The progressive left continues to remove Christ from Christmas under the banner of inclusivity, this time in the Chingford district of London.
Angry parents learned that a primary school had changed the words to the popular Christmas carol “Away in a Manger.”
The headmaster at Whitehall Primary School, Zakia Khatun, told students not to sing the carol using the word “Lord” when they attended a carol service and Nativity play at a nearby church Dec. 17. Instead of “little Lord Jesus,” they were asked to sing “baby boy Jesus,” the Daily Mail reported.
In a meeting with parents, Khatun said she made the change so that all students could participate, telling parents that 60 students out of roughly 500 did not attend last year’s event because of their religious beliefs, according to CBN News.
But what is a Nativity if the birth of Christ in the person of Jesus — Immanuel — is no longer referred to as Lord?
aAndrea Williams, chief executive of Christian Concern, called on the school to retract its decision, saying, “Removing the Lordship of Christ at Christmas guts the Christian message of its truth around which the whole of western civilisation once based its culture.”
The Diocese of Chelmsford, which includes the church where the concert and Nativity play were held, disagreed, writing, “The service maintains the traditional Christian message of the joy of Christmas in a way that can be celebrated by everyone, including those of other faiths and none.”
A parent identified only as Margarita told Christian Concern, “I picked my children up at the end of the day and they were so upset, saying to me, ‘Mummy, today in assembly the headteacher told everybody that she would be changing the words to the Christmas song.’ I was so shocked. As a family we go to church, pray together and celebrate Christmas as the birth of Jesus as the Son of God.”
For more than a decade, the progressive left has sought to destroy any public exhibit of Christian faith under the label of inclusiveness, particularly any forums where Christians profess their faith, such as a Nativity.
But the indisputable truth is that Christianity is not, and never was, designed to be inclusive. One either professes a belief that the Messiah arrived in the human form of Jesus or rejects it.

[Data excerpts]
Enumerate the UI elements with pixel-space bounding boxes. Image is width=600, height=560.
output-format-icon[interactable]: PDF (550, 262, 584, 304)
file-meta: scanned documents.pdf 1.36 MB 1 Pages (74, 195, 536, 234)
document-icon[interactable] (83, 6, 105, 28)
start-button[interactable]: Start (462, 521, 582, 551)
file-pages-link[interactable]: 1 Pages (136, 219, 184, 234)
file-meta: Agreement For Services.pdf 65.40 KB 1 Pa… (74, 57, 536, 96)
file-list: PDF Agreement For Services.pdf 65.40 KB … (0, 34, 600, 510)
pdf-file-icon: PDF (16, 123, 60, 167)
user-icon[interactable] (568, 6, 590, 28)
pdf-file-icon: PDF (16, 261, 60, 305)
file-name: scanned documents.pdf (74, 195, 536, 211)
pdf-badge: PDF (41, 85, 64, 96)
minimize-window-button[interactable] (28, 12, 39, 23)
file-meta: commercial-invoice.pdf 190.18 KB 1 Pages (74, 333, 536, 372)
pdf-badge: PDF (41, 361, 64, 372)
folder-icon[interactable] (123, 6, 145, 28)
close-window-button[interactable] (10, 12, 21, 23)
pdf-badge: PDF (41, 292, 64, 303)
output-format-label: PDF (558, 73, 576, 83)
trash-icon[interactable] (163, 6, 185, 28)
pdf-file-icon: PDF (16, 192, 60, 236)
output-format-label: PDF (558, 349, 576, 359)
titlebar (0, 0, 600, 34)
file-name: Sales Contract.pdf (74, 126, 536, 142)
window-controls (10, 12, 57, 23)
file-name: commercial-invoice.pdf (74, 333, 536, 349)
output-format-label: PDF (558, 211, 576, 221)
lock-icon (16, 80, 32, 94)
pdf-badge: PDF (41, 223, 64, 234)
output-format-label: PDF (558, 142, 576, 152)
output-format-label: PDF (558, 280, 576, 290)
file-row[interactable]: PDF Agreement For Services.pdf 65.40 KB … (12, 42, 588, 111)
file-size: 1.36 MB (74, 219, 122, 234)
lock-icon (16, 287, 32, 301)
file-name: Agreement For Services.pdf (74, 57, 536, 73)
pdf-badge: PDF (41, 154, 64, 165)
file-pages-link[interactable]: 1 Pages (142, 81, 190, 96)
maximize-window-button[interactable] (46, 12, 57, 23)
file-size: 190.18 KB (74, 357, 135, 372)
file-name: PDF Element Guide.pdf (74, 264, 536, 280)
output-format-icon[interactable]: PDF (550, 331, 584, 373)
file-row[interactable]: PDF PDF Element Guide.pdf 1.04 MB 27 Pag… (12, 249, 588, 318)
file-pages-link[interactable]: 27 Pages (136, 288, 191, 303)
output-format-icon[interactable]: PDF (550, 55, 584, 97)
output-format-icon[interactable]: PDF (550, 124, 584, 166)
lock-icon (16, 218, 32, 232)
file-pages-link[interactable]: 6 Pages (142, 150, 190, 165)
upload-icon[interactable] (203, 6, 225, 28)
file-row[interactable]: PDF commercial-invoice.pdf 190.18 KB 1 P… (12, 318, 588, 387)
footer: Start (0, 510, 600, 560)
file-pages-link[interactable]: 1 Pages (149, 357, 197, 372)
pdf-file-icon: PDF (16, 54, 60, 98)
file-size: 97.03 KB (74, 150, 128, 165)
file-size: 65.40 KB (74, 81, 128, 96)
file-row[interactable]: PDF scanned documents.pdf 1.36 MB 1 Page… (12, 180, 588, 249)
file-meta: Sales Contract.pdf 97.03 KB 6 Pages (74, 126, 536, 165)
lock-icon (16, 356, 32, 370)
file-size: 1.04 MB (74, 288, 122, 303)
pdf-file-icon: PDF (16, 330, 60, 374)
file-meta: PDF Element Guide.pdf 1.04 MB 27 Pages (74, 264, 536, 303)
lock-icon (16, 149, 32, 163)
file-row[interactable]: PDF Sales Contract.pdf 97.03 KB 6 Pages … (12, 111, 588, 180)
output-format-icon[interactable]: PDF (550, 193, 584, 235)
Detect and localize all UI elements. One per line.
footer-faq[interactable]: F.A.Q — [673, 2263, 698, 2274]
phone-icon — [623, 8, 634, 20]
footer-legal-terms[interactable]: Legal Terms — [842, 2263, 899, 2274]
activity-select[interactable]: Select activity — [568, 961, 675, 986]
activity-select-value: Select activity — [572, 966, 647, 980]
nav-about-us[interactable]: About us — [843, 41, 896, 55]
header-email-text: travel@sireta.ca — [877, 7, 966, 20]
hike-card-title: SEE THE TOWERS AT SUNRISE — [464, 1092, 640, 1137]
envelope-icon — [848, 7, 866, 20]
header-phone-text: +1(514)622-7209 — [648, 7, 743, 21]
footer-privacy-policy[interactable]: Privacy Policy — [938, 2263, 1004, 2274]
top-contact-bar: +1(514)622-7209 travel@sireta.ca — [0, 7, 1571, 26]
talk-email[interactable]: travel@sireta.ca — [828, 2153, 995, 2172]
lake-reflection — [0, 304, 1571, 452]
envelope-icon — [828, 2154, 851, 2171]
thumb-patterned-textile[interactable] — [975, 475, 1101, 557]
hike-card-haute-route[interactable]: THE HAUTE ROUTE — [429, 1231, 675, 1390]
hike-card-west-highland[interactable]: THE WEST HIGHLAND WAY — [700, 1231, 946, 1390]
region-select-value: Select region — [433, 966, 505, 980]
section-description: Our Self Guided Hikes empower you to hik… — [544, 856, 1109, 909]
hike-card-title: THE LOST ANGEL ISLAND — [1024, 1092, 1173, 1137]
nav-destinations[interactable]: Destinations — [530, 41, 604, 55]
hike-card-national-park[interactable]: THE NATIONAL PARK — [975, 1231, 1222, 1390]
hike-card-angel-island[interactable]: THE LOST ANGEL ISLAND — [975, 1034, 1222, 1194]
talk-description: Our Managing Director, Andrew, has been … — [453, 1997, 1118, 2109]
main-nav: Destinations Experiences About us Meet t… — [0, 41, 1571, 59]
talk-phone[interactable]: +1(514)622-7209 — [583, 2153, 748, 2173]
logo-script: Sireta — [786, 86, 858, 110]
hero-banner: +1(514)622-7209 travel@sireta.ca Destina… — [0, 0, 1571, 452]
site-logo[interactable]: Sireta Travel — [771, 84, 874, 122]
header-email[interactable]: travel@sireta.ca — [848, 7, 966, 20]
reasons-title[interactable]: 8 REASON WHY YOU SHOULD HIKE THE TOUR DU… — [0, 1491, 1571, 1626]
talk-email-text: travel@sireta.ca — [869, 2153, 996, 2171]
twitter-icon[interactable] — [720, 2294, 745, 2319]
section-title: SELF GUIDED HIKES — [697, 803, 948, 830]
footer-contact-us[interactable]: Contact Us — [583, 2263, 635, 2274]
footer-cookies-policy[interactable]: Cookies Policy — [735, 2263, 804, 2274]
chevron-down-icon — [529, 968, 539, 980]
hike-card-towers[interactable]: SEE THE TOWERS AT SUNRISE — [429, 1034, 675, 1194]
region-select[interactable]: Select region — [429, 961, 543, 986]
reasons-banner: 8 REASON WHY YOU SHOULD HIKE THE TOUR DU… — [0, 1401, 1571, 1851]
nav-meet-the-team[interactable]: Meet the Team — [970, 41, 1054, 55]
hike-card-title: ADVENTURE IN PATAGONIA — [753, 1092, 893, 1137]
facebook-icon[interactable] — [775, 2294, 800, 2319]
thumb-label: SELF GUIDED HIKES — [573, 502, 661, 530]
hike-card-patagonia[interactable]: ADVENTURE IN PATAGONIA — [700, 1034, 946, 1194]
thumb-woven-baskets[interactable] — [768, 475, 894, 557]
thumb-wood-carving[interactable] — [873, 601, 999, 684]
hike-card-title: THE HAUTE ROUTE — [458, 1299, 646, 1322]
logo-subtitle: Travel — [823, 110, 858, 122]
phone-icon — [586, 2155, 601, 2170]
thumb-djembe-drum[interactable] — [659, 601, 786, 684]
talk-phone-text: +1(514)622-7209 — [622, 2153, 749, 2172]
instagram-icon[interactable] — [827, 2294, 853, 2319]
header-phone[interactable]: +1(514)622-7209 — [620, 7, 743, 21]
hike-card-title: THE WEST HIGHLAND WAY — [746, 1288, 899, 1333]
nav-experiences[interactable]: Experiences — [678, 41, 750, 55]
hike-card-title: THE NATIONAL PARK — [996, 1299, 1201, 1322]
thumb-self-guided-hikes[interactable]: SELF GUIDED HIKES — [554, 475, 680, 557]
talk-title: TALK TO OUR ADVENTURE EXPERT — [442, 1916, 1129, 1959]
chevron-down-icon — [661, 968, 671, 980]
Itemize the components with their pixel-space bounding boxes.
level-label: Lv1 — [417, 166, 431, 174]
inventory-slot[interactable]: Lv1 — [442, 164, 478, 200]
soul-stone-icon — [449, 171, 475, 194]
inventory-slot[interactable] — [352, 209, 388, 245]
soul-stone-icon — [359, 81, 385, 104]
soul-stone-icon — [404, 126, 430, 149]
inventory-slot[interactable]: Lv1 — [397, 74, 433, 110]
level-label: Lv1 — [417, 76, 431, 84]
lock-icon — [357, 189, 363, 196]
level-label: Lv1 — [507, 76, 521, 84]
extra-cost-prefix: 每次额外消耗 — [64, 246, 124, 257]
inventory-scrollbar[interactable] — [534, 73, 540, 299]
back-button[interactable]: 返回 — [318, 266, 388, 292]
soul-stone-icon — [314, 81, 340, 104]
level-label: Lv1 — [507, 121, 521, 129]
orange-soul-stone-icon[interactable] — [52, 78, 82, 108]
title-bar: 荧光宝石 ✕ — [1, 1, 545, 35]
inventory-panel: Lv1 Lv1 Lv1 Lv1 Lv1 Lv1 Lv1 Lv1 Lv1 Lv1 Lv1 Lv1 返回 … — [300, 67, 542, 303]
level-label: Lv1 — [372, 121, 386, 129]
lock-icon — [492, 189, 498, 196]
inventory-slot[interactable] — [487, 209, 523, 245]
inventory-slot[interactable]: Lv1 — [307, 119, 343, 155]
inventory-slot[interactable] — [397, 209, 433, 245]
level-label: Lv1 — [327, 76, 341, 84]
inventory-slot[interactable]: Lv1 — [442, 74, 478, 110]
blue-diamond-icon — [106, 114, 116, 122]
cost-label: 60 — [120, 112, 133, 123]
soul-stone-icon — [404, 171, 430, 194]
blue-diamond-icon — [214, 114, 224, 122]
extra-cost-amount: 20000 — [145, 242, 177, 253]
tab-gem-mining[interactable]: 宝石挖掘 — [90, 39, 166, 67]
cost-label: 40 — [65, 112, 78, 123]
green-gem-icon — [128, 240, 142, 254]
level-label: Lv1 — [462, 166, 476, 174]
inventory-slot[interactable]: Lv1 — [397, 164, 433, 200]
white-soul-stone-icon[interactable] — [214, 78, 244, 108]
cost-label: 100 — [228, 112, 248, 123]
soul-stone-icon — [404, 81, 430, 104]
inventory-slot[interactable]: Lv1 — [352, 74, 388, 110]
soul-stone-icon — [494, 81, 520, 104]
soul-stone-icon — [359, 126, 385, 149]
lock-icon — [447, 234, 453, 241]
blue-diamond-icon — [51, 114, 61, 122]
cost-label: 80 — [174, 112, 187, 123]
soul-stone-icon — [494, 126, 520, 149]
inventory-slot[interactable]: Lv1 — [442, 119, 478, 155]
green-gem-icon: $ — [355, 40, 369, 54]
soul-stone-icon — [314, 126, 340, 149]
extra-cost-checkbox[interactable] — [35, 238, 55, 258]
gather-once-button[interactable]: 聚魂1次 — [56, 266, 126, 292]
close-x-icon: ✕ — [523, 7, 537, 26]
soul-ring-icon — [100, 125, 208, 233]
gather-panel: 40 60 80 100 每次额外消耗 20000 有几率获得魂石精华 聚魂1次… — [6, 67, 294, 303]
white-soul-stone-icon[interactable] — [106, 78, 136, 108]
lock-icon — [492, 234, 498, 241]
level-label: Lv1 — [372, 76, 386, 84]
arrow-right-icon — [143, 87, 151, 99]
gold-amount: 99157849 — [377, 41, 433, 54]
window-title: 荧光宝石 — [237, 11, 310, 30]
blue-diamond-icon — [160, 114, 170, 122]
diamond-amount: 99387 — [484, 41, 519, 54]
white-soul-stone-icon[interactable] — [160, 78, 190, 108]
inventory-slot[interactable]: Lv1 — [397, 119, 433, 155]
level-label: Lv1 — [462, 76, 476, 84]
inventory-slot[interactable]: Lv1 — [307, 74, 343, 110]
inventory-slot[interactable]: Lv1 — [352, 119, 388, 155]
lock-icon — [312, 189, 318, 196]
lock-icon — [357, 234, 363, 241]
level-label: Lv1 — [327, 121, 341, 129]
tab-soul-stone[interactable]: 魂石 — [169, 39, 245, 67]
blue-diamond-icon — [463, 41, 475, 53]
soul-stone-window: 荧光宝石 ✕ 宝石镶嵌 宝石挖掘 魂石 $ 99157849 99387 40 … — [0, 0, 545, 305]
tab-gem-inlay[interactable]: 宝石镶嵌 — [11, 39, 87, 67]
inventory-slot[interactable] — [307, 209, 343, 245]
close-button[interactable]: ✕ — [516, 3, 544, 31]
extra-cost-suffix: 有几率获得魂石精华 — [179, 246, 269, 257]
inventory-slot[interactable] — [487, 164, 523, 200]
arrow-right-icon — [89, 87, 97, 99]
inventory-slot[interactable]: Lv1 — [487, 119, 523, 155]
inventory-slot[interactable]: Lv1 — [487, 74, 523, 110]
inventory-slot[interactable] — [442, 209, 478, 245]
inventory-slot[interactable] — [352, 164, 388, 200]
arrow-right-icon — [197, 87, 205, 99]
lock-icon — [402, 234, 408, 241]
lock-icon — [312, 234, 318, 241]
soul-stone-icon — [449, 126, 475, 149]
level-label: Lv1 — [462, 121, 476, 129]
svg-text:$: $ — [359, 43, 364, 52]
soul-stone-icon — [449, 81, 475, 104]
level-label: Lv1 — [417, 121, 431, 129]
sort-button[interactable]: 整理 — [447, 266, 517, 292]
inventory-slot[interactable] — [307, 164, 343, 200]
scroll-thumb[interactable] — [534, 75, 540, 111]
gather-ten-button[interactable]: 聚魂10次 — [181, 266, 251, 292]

Action item A —
Answer these questions using the carol article:
(i) What words were students asked to sing in place of "little Lord Jesus"?
(ii) How many students missed last year's event because of their religious beliefs?
(iii) What position does Andrea Williams hold?
Action item B — Put this sentence from the carol article into Spanish: "Angry parents learned that a primary school had changed the words to the popular Christmas carol “Away in a Manger.”"
Action item C — Return the part of the carol article starting at "The progressive left continues" and ending at "according to CBN News.", copied word for word.

Exercise answer A —
(i) "baby boy Jesus"
(ii) 60 (out of roughly 500)
(iii) Chief executive of Christian Concern

Exercise answer B — Unos padres enojados se enteraron de que una escuela primaria había cambiado la letra del popular villancico “Away in a Manger”.

Exercise answer C —
The progressive left continues to remove Christ from Christmas under the banner of inclusivity, this time in the Chingford district of London.
Angry parents learned that a primary school had changed the words to the popular Christmas carol “Away in a Manger.”
The headmaster at Whitehall Primary School, Zakia Khatun, told students not to sing the carol using the word “Lord” when they attended a carol service and Nativity play at a nearby church Dec. 17. Instead of “little Lord Jesus,” they were asked to sing “baby boy Jesus,” the Daily Mail reported.
In a meeting with parents, Khatun said she made the change so that all students could participate, telling parents that 60 students out of roughly 500 did not attend last year’s event because of their religious beliefs, according to CBN News.